» TASK PROMPT:
Report the count of lines where the string "ABIERTAS" appears, and nothing else.

(Data entries for graphics)
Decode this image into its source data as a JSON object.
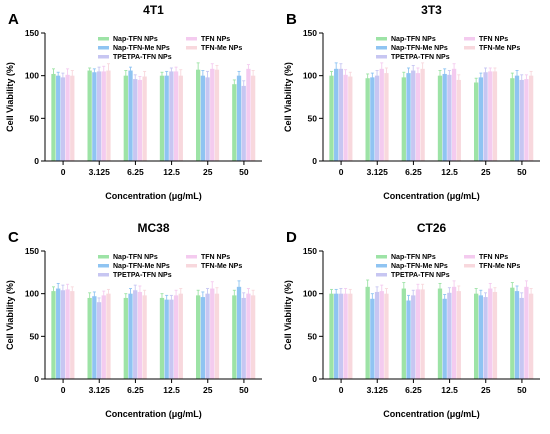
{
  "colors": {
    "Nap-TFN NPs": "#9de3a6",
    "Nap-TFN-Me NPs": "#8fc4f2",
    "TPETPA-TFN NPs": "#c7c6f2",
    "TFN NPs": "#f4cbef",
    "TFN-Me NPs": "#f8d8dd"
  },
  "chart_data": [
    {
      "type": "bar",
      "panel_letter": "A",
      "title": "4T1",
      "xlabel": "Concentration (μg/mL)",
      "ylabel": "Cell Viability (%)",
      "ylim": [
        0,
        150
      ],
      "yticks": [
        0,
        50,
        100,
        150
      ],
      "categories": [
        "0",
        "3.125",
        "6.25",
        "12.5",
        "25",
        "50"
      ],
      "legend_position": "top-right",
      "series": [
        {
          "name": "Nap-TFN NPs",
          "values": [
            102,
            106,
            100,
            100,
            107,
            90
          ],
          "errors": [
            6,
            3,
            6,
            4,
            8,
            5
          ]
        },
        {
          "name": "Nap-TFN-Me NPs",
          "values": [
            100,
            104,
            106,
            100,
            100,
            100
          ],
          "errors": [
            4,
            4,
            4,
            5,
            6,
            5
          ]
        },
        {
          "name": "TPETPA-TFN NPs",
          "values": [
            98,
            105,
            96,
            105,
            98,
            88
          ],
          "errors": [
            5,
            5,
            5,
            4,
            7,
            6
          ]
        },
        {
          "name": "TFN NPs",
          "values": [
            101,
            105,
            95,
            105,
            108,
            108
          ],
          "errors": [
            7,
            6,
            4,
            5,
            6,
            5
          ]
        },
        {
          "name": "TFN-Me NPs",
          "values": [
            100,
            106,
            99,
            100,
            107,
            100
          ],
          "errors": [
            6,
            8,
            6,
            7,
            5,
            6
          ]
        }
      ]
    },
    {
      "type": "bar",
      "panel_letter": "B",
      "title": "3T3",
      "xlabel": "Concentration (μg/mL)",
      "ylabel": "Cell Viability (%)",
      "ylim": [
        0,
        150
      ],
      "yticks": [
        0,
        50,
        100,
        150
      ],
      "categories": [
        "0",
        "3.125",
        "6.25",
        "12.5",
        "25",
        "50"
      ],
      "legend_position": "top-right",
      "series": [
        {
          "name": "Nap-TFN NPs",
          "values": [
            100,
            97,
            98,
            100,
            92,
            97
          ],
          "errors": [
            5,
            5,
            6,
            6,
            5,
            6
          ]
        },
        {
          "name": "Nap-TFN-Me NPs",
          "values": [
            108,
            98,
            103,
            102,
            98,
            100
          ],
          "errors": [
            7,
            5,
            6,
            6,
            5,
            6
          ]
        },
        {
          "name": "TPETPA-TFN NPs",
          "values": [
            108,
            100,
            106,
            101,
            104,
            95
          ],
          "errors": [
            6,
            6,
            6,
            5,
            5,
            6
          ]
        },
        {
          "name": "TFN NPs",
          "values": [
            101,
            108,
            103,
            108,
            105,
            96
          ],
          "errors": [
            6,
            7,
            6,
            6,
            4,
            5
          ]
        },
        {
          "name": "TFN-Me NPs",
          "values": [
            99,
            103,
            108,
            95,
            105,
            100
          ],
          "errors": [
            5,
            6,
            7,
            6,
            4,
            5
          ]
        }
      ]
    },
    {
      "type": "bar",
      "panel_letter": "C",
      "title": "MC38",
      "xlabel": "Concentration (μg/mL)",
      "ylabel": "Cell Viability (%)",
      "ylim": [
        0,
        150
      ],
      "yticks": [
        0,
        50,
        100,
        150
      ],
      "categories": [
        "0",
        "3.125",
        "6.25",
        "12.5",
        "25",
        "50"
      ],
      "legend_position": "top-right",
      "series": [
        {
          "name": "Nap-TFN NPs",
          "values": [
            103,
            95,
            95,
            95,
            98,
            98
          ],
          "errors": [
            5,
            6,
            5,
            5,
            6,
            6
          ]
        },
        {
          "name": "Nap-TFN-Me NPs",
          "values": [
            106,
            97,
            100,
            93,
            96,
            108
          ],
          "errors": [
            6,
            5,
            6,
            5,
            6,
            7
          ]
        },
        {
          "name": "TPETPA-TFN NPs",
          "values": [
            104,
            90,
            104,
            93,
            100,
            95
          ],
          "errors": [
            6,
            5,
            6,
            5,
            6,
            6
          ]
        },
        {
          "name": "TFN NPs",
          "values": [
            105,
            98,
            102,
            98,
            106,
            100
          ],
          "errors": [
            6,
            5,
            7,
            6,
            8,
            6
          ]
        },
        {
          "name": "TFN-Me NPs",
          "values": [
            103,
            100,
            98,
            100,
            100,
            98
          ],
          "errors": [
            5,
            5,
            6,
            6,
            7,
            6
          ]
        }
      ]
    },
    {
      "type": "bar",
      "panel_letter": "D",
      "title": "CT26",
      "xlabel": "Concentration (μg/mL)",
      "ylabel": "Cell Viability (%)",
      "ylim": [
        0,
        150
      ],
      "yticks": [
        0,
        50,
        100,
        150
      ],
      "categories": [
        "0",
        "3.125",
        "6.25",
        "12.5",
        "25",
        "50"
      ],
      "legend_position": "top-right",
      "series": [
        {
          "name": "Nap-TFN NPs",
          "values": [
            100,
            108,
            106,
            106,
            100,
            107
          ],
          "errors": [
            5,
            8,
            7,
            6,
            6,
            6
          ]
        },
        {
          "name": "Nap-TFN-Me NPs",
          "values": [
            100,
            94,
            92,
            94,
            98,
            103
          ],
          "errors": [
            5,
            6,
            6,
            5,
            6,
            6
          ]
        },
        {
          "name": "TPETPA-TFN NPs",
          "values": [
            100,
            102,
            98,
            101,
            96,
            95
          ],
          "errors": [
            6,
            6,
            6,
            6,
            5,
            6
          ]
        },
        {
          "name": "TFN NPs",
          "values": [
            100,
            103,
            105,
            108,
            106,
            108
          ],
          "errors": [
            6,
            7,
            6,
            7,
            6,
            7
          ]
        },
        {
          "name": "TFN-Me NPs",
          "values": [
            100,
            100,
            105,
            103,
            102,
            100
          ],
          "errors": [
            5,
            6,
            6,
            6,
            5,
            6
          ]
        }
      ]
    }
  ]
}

...

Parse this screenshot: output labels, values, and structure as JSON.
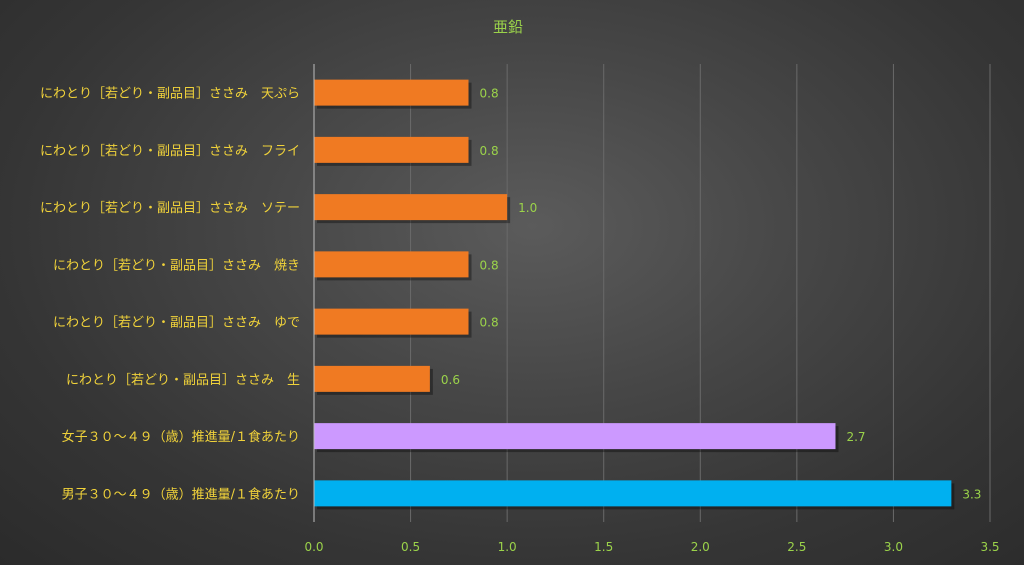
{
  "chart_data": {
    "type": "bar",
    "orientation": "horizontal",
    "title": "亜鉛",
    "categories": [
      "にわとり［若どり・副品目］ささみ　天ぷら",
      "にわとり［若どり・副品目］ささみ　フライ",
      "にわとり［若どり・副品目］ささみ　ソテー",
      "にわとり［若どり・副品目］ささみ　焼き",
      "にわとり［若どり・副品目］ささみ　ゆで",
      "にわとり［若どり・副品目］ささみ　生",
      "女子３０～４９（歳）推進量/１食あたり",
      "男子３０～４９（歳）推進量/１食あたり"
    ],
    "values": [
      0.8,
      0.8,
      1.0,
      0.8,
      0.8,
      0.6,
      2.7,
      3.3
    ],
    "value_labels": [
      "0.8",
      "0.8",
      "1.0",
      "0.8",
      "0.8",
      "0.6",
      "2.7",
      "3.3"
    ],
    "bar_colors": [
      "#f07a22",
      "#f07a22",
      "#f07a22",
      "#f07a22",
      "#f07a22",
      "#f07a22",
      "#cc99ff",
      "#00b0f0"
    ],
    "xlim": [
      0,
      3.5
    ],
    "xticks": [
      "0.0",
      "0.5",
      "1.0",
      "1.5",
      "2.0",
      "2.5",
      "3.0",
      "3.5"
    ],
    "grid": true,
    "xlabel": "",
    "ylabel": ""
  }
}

* * *

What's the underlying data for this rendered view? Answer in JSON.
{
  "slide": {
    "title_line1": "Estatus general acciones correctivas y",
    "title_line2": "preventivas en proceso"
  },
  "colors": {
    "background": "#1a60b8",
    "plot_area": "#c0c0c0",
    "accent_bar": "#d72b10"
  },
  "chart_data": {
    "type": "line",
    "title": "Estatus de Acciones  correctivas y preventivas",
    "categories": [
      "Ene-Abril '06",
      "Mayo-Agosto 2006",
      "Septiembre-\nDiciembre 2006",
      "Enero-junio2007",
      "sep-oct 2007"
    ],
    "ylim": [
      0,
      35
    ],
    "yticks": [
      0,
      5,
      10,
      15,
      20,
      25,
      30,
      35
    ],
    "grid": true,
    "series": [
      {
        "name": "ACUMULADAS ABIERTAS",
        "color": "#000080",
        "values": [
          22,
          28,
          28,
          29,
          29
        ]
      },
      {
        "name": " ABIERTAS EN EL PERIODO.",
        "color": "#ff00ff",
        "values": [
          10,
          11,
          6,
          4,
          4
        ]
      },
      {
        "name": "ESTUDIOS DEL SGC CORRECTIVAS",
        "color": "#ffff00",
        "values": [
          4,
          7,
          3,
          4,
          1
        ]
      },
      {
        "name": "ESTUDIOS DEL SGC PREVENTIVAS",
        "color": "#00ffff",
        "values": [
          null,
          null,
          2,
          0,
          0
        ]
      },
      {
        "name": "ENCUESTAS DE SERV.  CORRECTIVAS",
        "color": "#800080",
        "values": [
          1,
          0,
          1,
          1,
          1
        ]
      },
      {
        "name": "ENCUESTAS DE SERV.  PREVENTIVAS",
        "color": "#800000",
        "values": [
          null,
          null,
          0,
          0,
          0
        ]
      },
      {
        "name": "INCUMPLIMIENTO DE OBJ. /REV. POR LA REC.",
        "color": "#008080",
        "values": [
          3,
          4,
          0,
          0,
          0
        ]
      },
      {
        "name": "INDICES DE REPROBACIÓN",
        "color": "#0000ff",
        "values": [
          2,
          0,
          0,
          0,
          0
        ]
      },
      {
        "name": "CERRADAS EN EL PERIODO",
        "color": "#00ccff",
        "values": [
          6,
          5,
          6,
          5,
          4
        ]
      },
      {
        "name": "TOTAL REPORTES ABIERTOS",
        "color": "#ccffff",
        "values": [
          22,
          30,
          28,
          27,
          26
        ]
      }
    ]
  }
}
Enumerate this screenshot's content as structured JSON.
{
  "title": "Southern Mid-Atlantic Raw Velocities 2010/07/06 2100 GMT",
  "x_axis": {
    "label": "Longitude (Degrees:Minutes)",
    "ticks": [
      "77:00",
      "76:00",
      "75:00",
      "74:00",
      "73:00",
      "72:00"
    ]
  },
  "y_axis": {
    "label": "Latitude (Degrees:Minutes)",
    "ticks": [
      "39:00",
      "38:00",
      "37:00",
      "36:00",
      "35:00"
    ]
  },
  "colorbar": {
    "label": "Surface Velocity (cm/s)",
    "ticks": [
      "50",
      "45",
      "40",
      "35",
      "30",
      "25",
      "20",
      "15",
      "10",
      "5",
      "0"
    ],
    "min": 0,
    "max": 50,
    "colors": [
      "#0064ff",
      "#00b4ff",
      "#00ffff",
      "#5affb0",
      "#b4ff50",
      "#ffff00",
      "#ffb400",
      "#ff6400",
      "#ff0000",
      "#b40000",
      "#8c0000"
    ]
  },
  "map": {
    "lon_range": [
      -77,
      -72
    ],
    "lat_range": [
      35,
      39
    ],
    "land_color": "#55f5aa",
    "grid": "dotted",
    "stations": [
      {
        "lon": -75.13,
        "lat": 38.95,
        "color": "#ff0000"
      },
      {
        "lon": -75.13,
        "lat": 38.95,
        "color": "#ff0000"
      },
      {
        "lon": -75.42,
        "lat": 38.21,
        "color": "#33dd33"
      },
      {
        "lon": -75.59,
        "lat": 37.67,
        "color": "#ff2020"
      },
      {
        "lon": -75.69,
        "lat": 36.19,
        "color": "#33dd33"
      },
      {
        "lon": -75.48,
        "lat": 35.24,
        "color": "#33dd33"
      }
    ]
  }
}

» TASK ANSWER:
2